Material for this task —
--- --- ---

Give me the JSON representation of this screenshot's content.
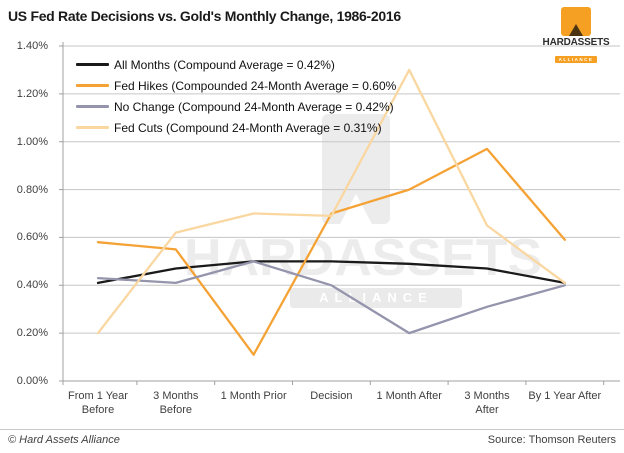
{
  "title": "US Fed Rate Decisions vs. Gold's Monthly Change, 1986-2016",
  "logo": {
    "hard": "HARD",
    "assets": "ASSETS",
    "alliance": "ALLIANCE"
  },
  "watermark": {
    "text": "HARDASSETS",
    "alliance": "ALLIANCE"
  },
  "footer": {
    "copyright": "© Hard Assets Alliance",
    "source": "Source: Thomson Reuters"
  },
  "chart_data": {
    "type": "line",
    "title": "US Fed Rate Decisions vs. Gold's Monthly Change, 1986-2016",
    "categories": [
      "From 1 Year Before",
      "3 Months Before",
      "1 Month Prior",
      "Decision",
      "1 Month After",
      "3 Months After",
      "By 1 Year After"
    ],
    "categories_display": [
      [
        "From 1 Year",
        "Before"
      ],
      [
        "3 Months",
        "Before"
      ],
      [
        "1 Month Prior"
      ],
      [
        "Decision"
      ],
      [
        "1 Month After"
      ],
      [
        "3 Months",
        "After"
      ],
      [
        "By 1 Year After"
      ]
    ],
    "series": [
      {
        "name": "All Months (Compound Average = 0.42%)",
        "color": "#1a1a1a",
        "values": [
          0.41,
          0.47,
          0.5,
          0.5,
          0.49,
          0.47,
          0.41
        ]
      },
      {
        "name": "Fed Hikes (Compounded 24-Month Average = 0.60%",
        "color": "#F5A235",
        "values": [
          0.58,
          0.55,
          0.11,
          0.7,
          0.8,
          0.97,
          0.59
        ]
      },
      {
        "name": "No Change (Compound 24-Month Average = 0.42%)",
        "color": "#9494AC",
        "values": [
          0.43,
          0.41,
          0.5,
          0.4,
          0.2,
          0.31,
          0.4
        ]
      },
      {
        "name": "Fed Cuts (Compound 24-Month Average = 0.31%)",
        "color": "#FAD7A0",
        "values": [
          0.2,
          0.62,
          0.7,
          0.69,
          1.3,
          0.65,
          0.41
        ]
      }
    ],
    "ylim": [
      0,
      1.4
    ],
    "ytick_step": 0.2,
    "ytick_labels": [
      "0.00%",
      "0.20%",
      "0.40%",
      "0.60%",
      "0.80%",
      "1.00%",
      "1.20%",
      "1.40%"
    ],
    "grid": true,
    "legend_position": "top-left",
    "gridline_color": "#c6c6c6",
    "axis_color": "#a0a0a0"
  }
}
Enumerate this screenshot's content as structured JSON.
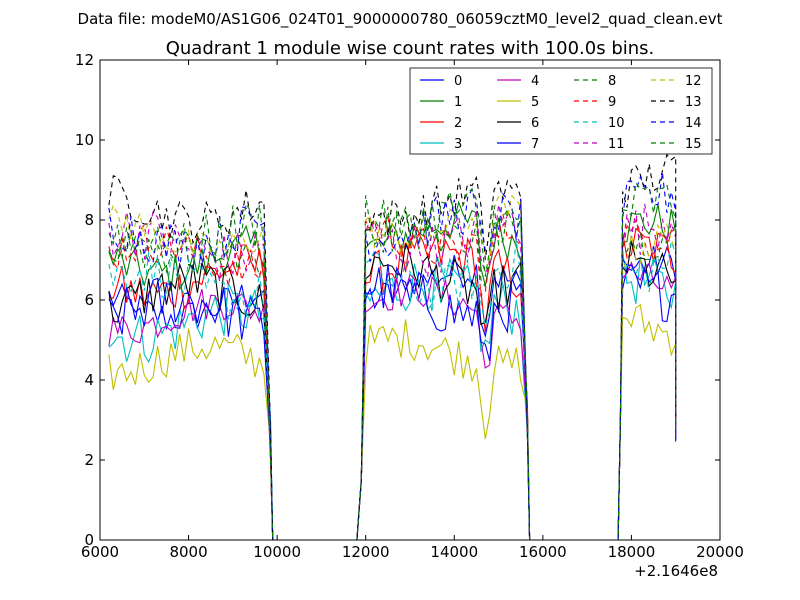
{
  "chart_data": {
    "type": "line",
    "suptitle": "Data file: modeM0/AS1G06_024T01_9000000780_06059cztM0_level2_quad_clean.evt",
    "title": "Quadrant 1 module wise count rates with 100.0s bins.",
    "xlabel": "",
    "ylabel": "",
    "x_offset_label": "+2.1646e8",
    "xlim": [
      6000,
      20000
    ],
    "ylim": [
      0,
      12
    ],
    "x_ticks": [
      6000,
      8000,
      10000,
      12000,
      14000,
      16000,
      18000,
      20000
    ],
    "y_ticks": [
      0,
      2,
      4,
      6,
      8,
      10,
      12
    ],
    "x_tick_labels": [
      "6000",
      "8000",
      "10000",
      "12000",
      "14000",
      "16000",
      "18000",
      "20000"
    ],
    "y_tick_labels": [
      "0",
      "2",
      "4",
      "6",
      "8",
      "10",
      "12"
    ],
    "legend_position": "top-right",
    "legend_columns": 4,
    "segments": [
      {
        "x_start": 6200,
        "x_end": 9750,
        "zero_after": [
          9900,
          10000,
          11800
        ]
      },
      {
        "x_start": 12000,
        "x_end": 15550,
        "zero_after": [
          15700,
          17700
        ]
      },
      {
        "x_start": 17800,
        "x_end": 19000,
        "zero_after": []
      }
    ],
    "series": [
      {
        "name": "0",
        "color": "#0000ff",
        "dash": "solid",
        "level": 5.9,
        "seg_levels": [
          5.9,
          6.4,
          6.6
        ]
      },
      {
        "name": "1",
        "color": "#008000",
        "dash": "solid",
        "level": 7.0,
        "seg_levels": [
          7.0,
          7.6,
          7.6
        ]
      },
      {
        "name": "2",
        "color": "#ff0000",
        "dash": "solid",
        "level": 6.5,
        "seg_levels": [
          6.5,
          6.8,
          7.0
        ]
      },
      {
        "name": "3",
        "color": "#00bfbf",
        "dash": "solid",
        "level": 5.4,
        "seg_levels": [
          5.4,
          6.1,
          6.2
        ]
      },
      {
        "name": "4",
        "color": "#bf00bf",
        "dash": "solid",
        "level": 5.6,
        "seg_levels": [
          5.6,
          5.9,
          6.4
        ]
      },
      {
        "name": "5",
        "color": "#bfbf00",
        "dash": "solid",
        "level": 4.5,
        "seg_levels": [
          4.5,
          4.7,
          5.4
        ]
      },
      {
        "name": "6",
        "color": "#000000",
        "dash": "solid",
        "level": 6.1,
        "seg_levels": [
          6.1,
          6.6,
          6.9
        ]
      },
      {
        "name": "7",
        "color": "#0000ff",
        "dash": "solid",
        "level": 5.7,
        "seg_levels": [
          5.7,
          6.0,
          6.5
        ]
      },
      {
        "name": "8",
        "color": "#008000",
        "dash": "dashed",
        "level": 7.3,
        "seg_levels": [
          7.3,
          7.9,
          7.8
        ]
      },
      {
        "name": "9",
        "color": "#ff0000",
        "dash": "dashed",
        "level": 7.1,
        "seg_levels": [
          7.1,
          7.6,
          7.9
        ]
      },
      {
        "name": "10",
        "color": "#00bfbf",
        "dash": "dashed",
        "level": 6.4,
        "seg_levels": [
          6.4,
          6.6,
          7.0
        ]
      },
      {
        "name": "11",
        "color": "#bf00bf",
        "dash": "dashed",
        "level": 7.4,
        "seg_levels": [
          7.4,
          7.6,
          8.0
        ]
      },
      {
        "name": "12",
        "color": "#bfbf00",
        "dash": "dashed",
        "level": 7.6,
        "seg_levels": [
          7.6,
          7.9,
          7.4
        ]
      },
      {
        "name": "13",
        "color": "#000000",
        "dash": "dashed",
        "level": 8.3,
        "seg_levels": [
          8.3,
          8.4,
          8.9
        ]
      },
      {
        "name": "14",
        "color": "#0000ff",
        "dash": "dashed",
        "level": 7.7,
        "seg_levels": [
          7.7,
          7.9,
          8.3
        ]
      },
      {
        "name": "15",
        "color": "#008000",
        "dash": "dashed",
        "level": 7.6,
        "seg_levels": [
          7.6,
          7.9,
          8.1
        ]
      }
    ]
  }
}
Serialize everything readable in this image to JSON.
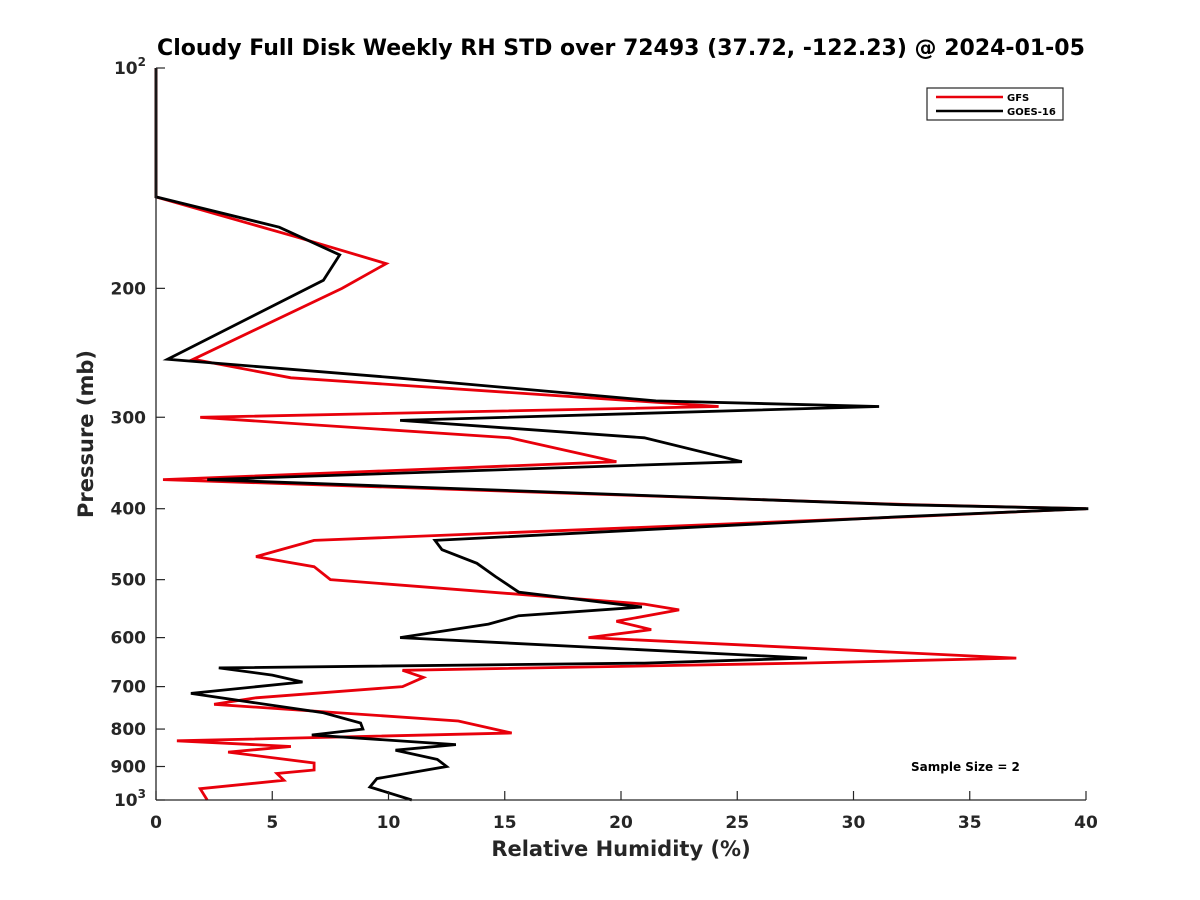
{
  "chart_data": {
    "type": "line",
    "title": "Cloudy Full Disk Weekly RH STD over 72493 (37.72, -122.23) @ 2024-01-05",
    "xlabel": "Relative Humidity (%)",
    "ylabel": "Pressure (mb)",
    "xlim": [
      0,
      40
    ],
    "ylim": [
      100,
      1000
    ],
    "yscale": "log",
    "y_reversed": true,
    "grid": false,
    "legend_position": "top-right",
    "x_ticks": [
      "0",
      "5",
      "10",
      "15",
      "20",
      "25",
      "30",
      "35",
      "40"
    ],
    "y_ticks": [
      {
        "value": 100,
        "base": "10",
        "exp": "2"
      },
      {
        "value": 200,
        "label": "200"
      },
      {
        "value": 300,
        "label": "300"
      },
      {
        "value": 400,
        "label": "400"
      },
      {
        "value": 500,
        "label": "500"
      },
      {
        "value": 600,
        "label": "600"
      },
      {
        "value": 700,
        "label": "700"
      },
      {
        "value": 800,
        "label": "800"
      },
      {
        "value": 900,
        "label": "900"
      },
      {
        "value": 1000,
        "base": "10",
        "exp": "3"
      }
    ],
    "annotation": "Sample Size = 2",
    "series": [
      {
        "name": "GFS",
        "color": "#e8000b",
        "points": [
          [
            0,
            100
          ],
          [
            0,
            150
          ],
          [
            6,
            170
          ],
          [
            9.9,
            185
          ],
          [
            8,
            200
          ],
          [
            1.6,
            250
          ],
          [
            5.8,
            265
          ],
          [
            24.2,
            290
          ],
          [
            1.9,
            300
          ],
          [
            15.2,
            320
          ],
          [
            19.8,
            345
          ],
          [
            0.3,
            365
          ],
          [
            32.5,
            395
          ],
          [
            40,
            400
          ],
          [
            32.5,
            410
          ],
          [
            6.8,
            442
          ],
          [
            4.3,
            465
          ],
          [
            6.8,
            480
          ],
          [
            7.5,
            500
          ],
          [
            21,
            540
          ],
          [
            22.5,
            550
          ],
          [
            19.8,
            570
          ],
          [
            21.3,
            585
          ],
          [
            18.6,
            600
          ],
          [
            37,
            640
          ],
          [
            27.8,
            650
          ],
          [
            10.6,
            665
          ],
          [
            11.5,
            680
          ],
          [
            10.6,
            700
          ],
          [
            4.3,
            725
          ],
          [
            2.5,
            740
          ],
          [
            13,
            780
          ],
          [
            15.3,
            810
          ],
          [
            0.9,
            830
          ],
          [
            5.8,
            845
          ],
          [
            3.1,
            860
          ],
          [
            6.8,
            890
          ],
          [
            6.8,
            910
          ],
          [
            5.2,
            920
          ],
          [
            5.5,
            940
          ],
          [
            1.9,
            965
          ],
          [
            2.2,
            1000
          ]
        ]
      },
      {
        "name": "GOES-16",
        "color": "#000000",
        "points": [
          [
            0,
            100
          ],
          [
            0,
            150
          ],
          [
            5.3,
            165
          ],
          [
            7.9,
            180
          ],
          [
            7.2,
            195
          ],
          [
            0.5,
            250
          ],
          [
            10.3,
            265
          ],
          [
            21.5,
            285
          ],
          [
            31.1,
            290
          ],
          [
            10.5,
            303
          ],
          [
            21,
            320
          ],
          [
            25.2,
            345
          ],
          [
            2.2,
            365
          ],
          [
            32,
            395
          ],
          [
            40.1,
            400
          ],
          [
            32.1,
            410
          ],
          [
            12,
            442
          ],
          [
            12.3,
            455
          ],
          [
            13.8,
            475
          ],
          [
            14.6,
            495
          ],
          [
            15.6,
            520
          ],
          [
            20.9,
            545
          ],
          [
            15.6,
            560
          ],
          [
            14.3,
            575
          ],
          [
            10.5,
            600
          ],
          [
            28,
            640
          ],
          [
            21,
            650
          ],
          [
            2.7,
            660
          ],
          [
            5,
            675
          ],
          [
            6.3,
            690
          ],
          [
            1.5,
            715
          ],
          [
            7.2,
            760
          ],
          [
            8.8,
            785
          ],
          [
            8.9,
            800
          ],
          [
            6.7,
            815
          ],
          [
            12.9,
            840
          ],
          [
            10.3,
            855
          ],
          [
            12.1,
            880
          ],
          [
            12.5,
            900
          ],
          [
            9.5,
            935
          ],
          [
            9.2,
            960
          ],
          [
            11,
            1000
          ]
        ]
      }
    ]
  }
}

--- --- ---

Within the data above, pick out all lines holding the word "screenshot".

Response to the exercise —
Give me the JSON representation of this screenshot's content.
Enumerate this screenshot's content as structured JSON.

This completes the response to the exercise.